### REQUIREMENT
Keep only the lines where "JSON" appears.

>> Begin

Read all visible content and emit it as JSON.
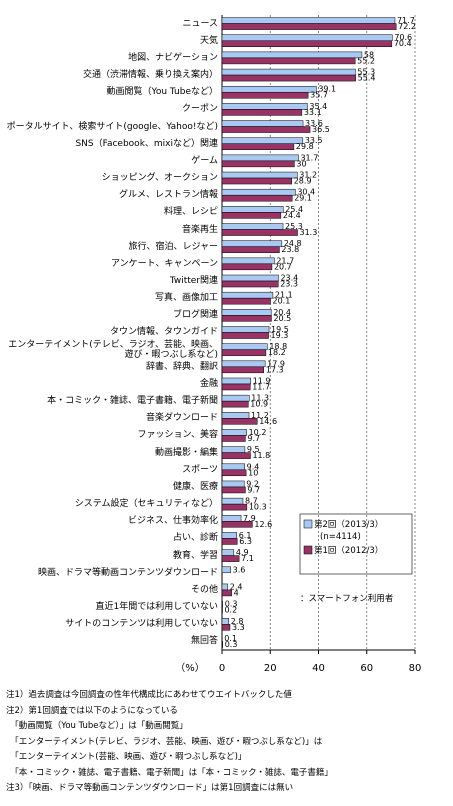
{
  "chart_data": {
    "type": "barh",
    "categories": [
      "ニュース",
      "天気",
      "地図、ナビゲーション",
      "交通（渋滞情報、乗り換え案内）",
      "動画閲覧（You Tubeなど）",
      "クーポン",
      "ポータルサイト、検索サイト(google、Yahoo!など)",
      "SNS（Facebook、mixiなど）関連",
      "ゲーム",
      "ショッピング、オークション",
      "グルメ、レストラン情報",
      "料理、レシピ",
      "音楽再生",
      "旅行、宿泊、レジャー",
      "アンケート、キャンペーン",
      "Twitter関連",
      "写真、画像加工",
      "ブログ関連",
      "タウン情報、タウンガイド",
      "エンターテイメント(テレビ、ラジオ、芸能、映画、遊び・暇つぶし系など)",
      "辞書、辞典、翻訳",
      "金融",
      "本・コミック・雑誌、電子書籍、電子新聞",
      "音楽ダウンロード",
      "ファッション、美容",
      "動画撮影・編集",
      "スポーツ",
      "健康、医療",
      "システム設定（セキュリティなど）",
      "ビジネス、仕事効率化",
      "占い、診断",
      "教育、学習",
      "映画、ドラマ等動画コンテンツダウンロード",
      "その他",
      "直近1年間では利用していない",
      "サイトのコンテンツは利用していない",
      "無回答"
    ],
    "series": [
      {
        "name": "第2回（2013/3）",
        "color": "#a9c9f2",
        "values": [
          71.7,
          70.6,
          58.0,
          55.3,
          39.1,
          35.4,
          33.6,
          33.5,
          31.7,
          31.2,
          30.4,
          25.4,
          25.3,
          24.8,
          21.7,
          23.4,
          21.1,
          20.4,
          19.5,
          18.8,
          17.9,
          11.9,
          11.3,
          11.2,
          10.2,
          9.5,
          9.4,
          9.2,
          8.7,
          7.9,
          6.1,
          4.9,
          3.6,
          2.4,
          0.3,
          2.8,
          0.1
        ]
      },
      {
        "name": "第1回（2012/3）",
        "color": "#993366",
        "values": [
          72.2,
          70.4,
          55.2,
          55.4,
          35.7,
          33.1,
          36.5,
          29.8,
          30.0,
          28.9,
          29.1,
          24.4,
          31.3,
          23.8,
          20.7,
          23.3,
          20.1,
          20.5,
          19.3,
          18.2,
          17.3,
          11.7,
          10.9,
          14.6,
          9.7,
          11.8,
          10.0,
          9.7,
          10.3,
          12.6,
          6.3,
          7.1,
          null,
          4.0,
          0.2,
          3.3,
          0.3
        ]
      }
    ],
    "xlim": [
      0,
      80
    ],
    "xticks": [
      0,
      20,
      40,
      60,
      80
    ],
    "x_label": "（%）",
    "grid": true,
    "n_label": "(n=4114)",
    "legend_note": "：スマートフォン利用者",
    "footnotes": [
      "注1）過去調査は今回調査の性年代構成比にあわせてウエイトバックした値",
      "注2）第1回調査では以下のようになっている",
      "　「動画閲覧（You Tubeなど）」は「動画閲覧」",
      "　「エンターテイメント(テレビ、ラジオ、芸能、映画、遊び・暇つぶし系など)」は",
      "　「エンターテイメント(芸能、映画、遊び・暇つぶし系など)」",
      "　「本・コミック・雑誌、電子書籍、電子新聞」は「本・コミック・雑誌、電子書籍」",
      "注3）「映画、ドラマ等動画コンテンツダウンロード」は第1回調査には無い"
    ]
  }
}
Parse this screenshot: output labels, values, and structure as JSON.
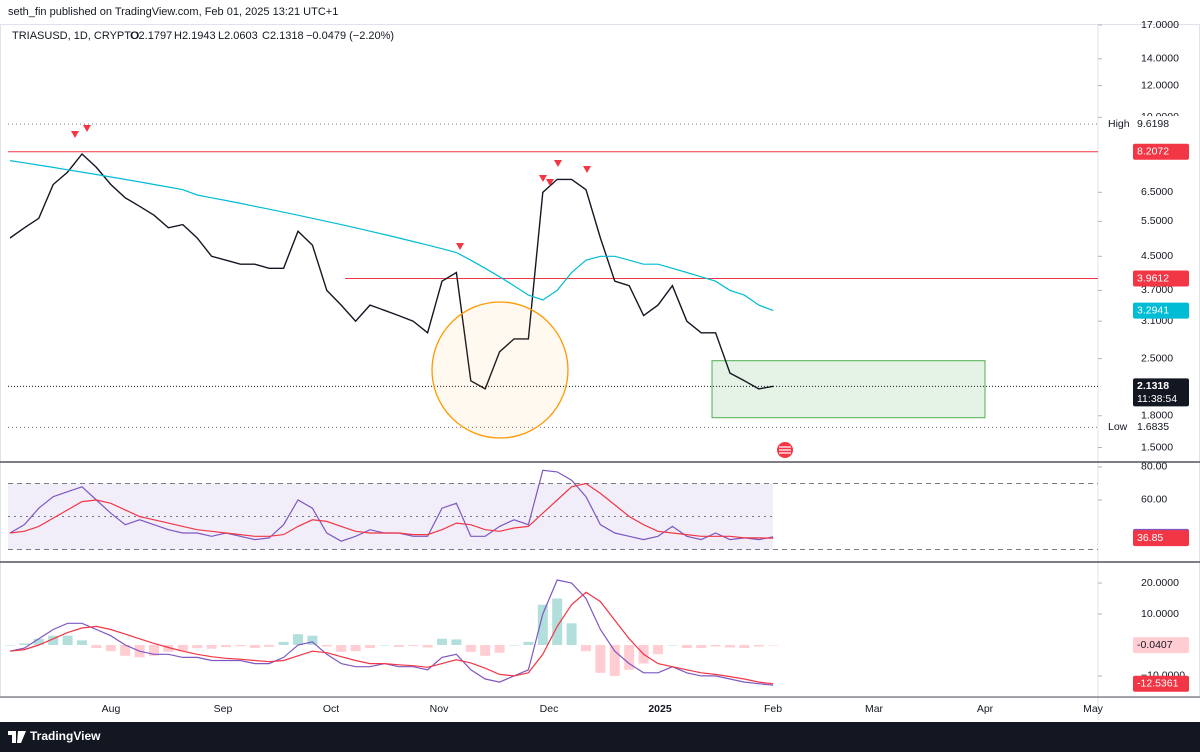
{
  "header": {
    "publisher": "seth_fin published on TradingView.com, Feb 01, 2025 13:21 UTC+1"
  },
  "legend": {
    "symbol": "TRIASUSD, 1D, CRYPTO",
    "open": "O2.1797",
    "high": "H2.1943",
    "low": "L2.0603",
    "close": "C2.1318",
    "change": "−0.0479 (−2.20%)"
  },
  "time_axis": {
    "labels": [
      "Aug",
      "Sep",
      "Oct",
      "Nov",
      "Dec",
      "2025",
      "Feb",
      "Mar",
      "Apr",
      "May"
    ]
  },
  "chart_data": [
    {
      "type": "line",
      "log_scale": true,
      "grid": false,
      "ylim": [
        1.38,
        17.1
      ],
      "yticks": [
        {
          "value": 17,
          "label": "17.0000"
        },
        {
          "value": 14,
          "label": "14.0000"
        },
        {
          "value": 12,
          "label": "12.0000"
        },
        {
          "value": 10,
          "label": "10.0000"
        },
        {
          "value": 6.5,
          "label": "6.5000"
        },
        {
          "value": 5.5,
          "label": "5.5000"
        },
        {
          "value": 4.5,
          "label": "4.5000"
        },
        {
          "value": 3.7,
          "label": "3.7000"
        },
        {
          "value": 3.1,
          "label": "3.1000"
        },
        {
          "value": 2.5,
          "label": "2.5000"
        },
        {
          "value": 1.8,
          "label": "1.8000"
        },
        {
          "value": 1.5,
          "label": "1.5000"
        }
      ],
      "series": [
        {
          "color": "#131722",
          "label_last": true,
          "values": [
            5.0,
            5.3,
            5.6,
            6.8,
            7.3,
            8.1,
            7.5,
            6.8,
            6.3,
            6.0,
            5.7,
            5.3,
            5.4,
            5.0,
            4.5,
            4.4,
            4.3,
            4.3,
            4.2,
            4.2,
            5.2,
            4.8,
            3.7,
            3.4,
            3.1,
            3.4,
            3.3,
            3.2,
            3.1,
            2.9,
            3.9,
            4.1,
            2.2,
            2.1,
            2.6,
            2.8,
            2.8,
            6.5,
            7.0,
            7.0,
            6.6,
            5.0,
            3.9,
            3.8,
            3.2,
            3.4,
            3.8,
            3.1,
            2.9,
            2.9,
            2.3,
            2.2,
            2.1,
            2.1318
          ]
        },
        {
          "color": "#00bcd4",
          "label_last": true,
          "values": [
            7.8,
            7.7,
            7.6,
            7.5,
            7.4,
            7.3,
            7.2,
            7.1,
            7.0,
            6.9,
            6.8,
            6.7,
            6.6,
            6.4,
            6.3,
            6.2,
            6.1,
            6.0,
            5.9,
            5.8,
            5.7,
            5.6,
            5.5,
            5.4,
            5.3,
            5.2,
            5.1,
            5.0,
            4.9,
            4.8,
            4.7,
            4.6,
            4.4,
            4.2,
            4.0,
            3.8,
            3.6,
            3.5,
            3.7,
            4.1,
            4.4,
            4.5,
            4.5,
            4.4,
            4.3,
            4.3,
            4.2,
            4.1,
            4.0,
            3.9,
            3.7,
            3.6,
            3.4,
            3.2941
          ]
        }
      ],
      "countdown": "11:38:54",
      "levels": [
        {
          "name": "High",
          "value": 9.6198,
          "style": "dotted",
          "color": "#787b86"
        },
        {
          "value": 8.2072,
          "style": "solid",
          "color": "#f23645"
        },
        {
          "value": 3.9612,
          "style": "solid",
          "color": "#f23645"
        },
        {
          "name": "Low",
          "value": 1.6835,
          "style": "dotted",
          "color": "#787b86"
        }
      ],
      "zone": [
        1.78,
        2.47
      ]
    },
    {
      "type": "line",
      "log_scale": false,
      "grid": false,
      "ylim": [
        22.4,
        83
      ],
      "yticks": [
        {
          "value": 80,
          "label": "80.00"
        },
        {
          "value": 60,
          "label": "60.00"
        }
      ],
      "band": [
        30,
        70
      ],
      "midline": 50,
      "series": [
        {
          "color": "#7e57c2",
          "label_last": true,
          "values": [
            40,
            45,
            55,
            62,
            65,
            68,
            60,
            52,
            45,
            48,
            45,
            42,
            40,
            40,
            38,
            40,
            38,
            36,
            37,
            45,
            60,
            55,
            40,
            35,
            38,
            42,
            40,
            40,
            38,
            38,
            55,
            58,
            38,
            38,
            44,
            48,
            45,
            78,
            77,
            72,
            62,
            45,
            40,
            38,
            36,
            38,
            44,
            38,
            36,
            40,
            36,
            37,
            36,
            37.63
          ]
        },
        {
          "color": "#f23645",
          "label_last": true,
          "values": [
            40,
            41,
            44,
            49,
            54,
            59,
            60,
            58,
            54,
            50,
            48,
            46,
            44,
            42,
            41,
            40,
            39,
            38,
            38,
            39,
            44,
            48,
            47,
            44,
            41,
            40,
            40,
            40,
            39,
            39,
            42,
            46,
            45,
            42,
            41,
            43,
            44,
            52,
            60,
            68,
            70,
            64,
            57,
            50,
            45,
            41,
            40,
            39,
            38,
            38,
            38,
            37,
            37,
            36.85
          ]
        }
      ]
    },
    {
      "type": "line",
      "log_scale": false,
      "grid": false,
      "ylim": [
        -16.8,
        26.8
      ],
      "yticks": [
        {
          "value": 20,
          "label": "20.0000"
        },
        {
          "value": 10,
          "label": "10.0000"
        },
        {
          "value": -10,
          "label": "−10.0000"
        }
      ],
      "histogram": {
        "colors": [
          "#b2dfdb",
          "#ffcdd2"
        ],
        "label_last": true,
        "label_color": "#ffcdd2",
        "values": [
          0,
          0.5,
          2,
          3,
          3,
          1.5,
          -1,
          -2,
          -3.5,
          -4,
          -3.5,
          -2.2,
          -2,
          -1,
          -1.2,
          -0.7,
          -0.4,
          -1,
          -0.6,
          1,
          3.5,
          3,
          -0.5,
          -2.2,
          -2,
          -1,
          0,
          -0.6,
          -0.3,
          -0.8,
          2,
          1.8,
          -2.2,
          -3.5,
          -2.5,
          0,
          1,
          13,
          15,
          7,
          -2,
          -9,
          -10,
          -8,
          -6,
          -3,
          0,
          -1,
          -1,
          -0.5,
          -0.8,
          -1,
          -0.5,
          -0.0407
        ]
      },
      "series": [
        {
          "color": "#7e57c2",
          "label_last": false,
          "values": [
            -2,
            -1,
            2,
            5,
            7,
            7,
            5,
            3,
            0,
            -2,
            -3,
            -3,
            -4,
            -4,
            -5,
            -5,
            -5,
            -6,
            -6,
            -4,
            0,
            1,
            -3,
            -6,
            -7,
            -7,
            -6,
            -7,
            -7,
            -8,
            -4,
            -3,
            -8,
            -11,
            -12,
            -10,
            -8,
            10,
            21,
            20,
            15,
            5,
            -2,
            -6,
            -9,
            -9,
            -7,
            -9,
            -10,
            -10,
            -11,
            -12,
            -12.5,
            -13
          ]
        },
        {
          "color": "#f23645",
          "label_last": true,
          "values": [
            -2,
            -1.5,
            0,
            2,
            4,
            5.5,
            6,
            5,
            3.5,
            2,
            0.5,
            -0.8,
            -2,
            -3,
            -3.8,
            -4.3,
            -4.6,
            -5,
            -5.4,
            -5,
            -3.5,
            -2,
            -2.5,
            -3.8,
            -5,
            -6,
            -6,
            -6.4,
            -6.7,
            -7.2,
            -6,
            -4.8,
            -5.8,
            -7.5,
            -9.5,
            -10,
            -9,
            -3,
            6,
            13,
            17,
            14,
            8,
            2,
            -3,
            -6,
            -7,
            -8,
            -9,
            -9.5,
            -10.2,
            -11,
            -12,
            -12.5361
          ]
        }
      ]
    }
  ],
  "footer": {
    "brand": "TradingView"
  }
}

>> End

### OUTPUT FOR THIS TASK
Read all visible content and emit it as JSON.
Parse this screenshot: output labels, values, and structure as JSON.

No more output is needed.